* [RECORDS SUPPLIED]

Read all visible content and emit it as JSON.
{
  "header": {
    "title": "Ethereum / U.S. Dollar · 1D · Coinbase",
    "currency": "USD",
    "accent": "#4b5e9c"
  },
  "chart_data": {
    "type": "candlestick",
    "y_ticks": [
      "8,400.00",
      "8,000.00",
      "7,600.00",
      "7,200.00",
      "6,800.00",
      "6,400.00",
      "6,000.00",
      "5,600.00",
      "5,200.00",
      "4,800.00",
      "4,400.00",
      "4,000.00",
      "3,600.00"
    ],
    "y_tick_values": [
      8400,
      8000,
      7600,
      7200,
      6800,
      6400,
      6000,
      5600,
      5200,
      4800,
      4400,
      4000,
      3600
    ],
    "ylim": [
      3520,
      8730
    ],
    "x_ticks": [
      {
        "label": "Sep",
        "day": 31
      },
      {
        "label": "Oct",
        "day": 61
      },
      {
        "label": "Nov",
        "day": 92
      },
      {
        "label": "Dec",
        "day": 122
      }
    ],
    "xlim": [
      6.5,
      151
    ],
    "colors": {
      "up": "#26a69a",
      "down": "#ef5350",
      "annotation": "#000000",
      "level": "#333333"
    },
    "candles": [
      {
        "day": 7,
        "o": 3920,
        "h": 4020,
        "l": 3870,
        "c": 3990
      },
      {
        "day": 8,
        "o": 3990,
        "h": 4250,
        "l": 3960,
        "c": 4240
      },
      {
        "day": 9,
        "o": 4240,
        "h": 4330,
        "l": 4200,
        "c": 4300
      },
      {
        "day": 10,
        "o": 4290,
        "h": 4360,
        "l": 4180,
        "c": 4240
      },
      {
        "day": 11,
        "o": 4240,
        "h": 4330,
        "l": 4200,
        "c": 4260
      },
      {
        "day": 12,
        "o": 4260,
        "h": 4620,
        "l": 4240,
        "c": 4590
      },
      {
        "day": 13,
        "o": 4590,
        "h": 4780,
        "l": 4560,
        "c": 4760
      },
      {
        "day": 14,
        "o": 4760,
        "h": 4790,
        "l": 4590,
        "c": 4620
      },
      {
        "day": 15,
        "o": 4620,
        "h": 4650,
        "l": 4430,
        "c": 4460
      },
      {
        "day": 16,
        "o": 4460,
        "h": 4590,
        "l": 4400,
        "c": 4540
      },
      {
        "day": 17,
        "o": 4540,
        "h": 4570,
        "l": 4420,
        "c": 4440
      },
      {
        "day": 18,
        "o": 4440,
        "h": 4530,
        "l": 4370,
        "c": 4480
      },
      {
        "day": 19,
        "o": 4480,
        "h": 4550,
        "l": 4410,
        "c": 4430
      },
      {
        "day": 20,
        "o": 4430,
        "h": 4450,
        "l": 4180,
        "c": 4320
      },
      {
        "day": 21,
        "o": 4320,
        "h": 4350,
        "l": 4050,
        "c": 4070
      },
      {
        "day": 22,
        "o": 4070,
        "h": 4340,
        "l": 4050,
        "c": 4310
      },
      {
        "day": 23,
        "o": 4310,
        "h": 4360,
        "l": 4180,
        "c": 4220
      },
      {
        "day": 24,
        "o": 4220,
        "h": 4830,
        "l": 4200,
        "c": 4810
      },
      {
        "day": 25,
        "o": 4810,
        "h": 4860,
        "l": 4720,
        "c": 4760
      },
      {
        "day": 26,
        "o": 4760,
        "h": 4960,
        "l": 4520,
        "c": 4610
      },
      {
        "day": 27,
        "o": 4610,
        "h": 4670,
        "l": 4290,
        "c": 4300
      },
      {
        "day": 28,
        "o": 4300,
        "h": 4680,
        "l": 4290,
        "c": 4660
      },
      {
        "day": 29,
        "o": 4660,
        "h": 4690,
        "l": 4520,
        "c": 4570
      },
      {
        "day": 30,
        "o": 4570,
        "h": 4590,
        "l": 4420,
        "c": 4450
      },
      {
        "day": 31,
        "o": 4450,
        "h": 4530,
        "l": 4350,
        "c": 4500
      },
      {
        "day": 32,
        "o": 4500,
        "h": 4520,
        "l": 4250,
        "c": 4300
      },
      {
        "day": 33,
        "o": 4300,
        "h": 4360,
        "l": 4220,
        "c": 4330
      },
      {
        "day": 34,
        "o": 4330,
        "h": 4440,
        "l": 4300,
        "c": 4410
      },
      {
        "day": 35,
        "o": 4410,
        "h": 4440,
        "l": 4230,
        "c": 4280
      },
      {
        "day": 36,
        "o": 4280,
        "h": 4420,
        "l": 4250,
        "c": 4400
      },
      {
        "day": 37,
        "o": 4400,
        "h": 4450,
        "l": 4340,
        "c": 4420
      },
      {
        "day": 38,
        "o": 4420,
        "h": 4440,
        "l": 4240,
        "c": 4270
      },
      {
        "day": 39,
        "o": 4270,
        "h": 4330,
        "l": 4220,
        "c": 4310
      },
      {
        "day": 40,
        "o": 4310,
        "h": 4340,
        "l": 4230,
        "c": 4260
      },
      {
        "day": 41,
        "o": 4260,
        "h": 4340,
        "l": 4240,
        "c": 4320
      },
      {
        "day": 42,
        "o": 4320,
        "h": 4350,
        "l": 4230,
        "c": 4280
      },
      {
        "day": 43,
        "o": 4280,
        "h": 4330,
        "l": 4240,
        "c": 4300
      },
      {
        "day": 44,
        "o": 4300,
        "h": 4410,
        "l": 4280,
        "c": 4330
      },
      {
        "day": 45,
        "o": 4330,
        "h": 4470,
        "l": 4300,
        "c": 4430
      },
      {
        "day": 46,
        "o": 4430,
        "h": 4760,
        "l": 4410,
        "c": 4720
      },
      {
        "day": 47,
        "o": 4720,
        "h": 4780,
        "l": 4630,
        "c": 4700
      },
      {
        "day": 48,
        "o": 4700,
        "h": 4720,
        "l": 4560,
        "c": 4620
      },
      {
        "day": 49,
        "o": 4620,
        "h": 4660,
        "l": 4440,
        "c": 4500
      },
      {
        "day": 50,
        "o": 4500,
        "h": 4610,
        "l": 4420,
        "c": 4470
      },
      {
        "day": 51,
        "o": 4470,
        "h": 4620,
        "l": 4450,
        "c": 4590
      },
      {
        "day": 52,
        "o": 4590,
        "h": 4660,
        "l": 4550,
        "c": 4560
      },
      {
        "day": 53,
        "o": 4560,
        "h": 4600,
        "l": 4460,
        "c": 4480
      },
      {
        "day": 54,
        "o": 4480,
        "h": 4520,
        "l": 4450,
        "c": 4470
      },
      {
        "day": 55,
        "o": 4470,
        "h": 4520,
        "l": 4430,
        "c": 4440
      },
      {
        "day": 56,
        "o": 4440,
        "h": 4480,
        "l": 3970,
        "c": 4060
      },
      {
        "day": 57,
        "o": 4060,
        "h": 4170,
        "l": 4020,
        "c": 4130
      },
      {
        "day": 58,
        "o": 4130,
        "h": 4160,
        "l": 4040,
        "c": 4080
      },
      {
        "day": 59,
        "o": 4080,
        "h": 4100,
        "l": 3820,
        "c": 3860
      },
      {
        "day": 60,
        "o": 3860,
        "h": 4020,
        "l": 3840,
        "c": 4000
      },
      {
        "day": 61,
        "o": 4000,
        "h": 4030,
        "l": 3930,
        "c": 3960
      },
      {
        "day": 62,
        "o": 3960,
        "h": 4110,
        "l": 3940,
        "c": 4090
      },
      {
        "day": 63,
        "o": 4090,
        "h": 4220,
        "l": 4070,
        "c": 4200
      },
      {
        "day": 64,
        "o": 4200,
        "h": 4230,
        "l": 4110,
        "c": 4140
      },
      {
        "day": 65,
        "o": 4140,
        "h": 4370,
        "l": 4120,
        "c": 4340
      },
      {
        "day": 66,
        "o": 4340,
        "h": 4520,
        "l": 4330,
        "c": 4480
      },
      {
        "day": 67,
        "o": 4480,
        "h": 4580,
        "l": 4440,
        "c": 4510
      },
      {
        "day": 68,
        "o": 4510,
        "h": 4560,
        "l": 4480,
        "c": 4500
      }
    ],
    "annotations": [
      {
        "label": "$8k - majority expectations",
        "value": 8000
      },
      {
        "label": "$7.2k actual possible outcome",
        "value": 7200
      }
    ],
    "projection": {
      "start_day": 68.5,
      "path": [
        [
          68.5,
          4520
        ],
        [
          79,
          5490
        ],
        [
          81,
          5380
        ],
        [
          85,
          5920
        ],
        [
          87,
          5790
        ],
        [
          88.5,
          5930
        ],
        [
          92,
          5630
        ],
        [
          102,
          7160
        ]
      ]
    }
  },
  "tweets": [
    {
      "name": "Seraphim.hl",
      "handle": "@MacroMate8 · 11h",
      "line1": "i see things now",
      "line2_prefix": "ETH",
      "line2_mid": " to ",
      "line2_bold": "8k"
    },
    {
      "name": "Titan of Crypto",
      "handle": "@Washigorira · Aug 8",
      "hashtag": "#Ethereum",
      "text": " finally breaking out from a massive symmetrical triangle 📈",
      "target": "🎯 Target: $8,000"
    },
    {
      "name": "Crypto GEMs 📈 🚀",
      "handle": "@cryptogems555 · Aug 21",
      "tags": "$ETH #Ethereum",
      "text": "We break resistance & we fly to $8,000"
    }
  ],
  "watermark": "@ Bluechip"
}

* [EXERCISE OBJECTIVE]
Each line of the material above either contains the word "text" or does not; state how many do, and nothing else.

* [FINISHED EXERCISE]
2